• _Problem details_
Check each line of the material below, and copy it if it holds the string "slopes".

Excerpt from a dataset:
>> Begin
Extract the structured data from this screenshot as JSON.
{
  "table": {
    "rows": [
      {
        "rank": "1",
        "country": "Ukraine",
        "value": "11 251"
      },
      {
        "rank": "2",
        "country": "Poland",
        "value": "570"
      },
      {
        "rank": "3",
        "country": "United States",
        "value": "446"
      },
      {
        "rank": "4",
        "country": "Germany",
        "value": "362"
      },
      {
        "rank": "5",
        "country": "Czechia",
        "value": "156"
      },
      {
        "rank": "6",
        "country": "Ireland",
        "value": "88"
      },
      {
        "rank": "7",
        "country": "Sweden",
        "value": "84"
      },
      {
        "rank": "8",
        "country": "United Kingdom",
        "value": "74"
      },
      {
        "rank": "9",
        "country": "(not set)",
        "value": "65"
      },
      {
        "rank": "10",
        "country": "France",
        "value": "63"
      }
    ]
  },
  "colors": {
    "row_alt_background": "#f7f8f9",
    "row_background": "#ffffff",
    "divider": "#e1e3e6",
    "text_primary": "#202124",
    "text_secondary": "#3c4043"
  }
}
>> End
>> Begin
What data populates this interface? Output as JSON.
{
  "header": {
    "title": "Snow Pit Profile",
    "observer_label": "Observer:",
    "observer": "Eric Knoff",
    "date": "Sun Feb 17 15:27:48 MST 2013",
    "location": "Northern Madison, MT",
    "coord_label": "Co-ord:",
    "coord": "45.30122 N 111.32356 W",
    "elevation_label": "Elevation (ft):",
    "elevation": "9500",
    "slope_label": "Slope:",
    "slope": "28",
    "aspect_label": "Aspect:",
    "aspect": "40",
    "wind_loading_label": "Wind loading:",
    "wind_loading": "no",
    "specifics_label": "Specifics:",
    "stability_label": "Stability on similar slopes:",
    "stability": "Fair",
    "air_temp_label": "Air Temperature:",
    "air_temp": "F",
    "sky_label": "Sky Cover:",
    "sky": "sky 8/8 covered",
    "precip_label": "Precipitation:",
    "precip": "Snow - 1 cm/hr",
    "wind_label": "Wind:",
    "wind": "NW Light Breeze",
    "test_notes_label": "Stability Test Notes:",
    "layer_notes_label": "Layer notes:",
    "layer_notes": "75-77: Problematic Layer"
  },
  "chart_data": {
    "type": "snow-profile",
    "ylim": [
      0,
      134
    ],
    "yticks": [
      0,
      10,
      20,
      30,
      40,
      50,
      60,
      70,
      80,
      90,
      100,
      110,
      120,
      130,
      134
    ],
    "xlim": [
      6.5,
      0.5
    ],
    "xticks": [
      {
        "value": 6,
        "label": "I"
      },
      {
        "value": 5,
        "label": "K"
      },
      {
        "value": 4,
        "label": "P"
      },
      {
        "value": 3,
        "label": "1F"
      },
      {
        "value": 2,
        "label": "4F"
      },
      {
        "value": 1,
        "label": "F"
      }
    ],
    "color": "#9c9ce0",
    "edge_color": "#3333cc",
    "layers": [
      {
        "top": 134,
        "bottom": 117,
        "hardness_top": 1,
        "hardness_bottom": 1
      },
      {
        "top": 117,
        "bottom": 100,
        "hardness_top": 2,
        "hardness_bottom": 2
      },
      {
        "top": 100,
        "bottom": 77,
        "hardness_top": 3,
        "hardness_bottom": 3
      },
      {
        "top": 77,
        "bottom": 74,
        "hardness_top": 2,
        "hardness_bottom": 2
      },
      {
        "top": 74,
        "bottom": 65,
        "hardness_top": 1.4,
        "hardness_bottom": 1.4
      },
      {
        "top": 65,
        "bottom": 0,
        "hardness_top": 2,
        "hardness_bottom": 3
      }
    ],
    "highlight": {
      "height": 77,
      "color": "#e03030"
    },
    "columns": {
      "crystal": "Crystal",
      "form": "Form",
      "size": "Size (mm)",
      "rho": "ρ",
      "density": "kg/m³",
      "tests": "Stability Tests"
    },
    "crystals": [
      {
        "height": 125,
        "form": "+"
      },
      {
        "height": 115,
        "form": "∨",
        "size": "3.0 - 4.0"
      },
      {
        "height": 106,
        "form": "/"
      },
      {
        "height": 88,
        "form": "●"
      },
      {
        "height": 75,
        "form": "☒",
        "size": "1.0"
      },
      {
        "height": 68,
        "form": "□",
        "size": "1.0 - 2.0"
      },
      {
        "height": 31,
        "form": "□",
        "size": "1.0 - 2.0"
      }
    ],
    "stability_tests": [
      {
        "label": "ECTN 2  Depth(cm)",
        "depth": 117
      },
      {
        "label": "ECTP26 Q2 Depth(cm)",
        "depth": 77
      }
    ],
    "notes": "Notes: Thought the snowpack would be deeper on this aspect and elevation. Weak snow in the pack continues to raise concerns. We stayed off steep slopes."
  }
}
>> End
>> Begin
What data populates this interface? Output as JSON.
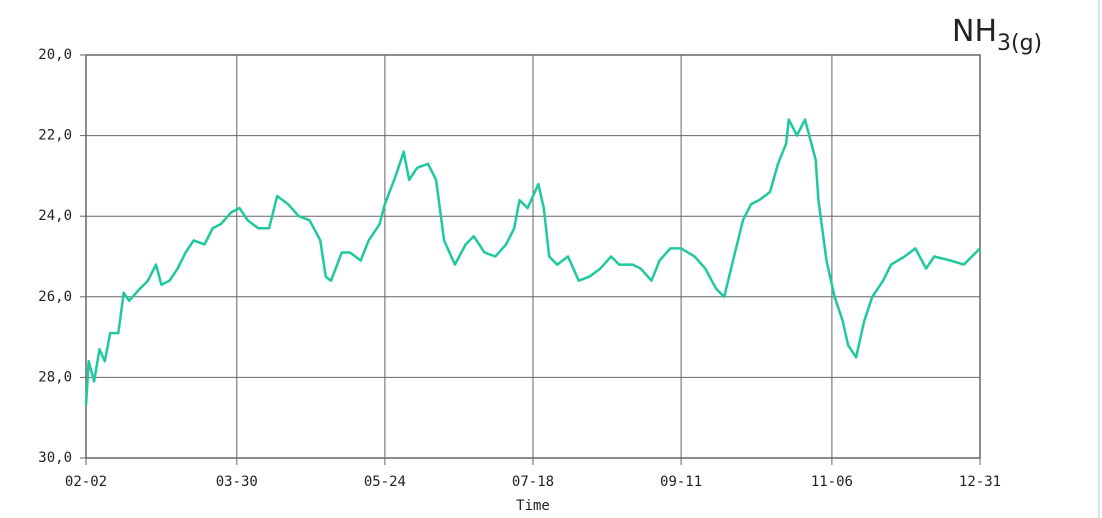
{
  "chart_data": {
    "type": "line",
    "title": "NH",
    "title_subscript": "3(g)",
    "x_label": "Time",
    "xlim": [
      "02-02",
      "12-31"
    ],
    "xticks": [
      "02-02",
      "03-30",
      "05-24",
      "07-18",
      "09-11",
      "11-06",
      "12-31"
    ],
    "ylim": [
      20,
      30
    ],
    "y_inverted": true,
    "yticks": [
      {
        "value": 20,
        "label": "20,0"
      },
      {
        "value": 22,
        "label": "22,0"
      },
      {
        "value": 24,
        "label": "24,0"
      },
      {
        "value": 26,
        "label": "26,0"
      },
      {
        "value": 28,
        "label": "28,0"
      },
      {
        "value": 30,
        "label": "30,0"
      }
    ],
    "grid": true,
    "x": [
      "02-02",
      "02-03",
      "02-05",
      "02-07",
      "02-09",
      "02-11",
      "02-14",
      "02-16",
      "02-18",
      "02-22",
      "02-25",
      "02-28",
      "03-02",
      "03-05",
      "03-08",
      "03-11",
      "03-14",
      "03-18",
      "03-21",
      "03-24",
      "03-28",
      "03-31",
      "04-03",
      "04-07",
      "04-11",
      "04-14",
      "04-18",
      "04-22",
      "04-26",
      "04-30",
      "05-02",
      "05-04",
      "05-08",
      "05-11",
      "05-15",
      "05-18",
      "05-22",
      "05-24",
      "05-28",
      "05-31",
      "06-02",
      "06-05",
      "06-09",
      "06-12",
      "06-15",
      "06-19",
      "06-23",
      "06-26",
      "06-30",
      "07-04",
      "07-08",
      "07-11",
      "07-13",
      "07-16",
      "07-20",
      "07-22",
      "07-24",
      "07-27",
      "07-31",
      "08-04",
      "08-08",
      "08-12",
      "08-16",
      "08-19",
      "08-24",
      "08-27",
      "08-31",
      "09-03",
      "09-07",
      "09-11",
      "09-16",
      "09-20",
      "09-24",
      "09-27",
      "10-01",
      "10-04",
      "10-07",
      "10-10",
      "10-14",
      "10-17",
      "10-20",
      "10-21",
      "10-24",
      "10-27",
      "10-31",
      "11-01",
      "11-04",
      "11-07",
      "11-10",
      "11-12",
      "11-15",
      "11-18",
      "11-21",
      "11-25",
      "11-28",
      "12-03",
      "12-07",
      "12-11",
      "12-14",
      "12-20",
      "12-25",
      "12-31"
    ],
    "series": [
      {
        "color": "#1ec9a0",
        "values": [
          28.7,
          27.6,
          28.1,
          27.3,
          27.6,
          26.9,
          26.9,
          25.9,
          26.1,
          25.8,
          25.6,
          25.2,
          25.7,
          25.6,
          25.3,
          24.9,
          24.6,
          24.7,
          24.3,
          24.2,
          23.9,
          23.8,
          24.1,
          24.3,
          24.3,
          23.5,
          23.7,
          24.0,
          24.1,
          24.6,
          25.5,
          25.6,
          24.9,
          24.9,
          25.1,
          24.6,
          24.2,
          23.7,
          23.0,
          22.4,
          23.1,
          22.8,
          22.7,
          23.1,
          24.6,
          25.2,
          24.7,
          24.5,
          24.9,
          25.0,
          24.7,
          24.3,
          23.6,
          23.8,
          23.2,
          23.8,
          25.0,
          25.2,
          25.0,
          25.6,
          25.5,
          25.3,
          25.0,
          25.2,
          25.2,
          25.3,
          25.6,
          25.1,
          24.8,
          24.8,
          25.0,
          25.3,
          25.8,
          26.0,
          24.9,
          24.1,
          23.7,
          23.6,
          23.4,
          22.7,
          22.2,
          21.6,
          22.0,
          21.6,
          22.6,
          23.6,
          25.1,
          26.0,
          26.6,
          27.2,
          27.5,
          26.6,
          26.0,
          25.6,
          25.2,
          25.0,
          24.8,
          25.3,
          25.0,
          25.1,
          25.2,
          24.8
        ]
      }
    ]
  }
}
>> End
• _Full answer_
    "stability_label": "Stability on similar slopes:",
    "notes": "Notes: Thought the snowpack would be deeper on this aspect and elevation. Weak snow in the pack continues to raise concerns. We stayed off steep slopes."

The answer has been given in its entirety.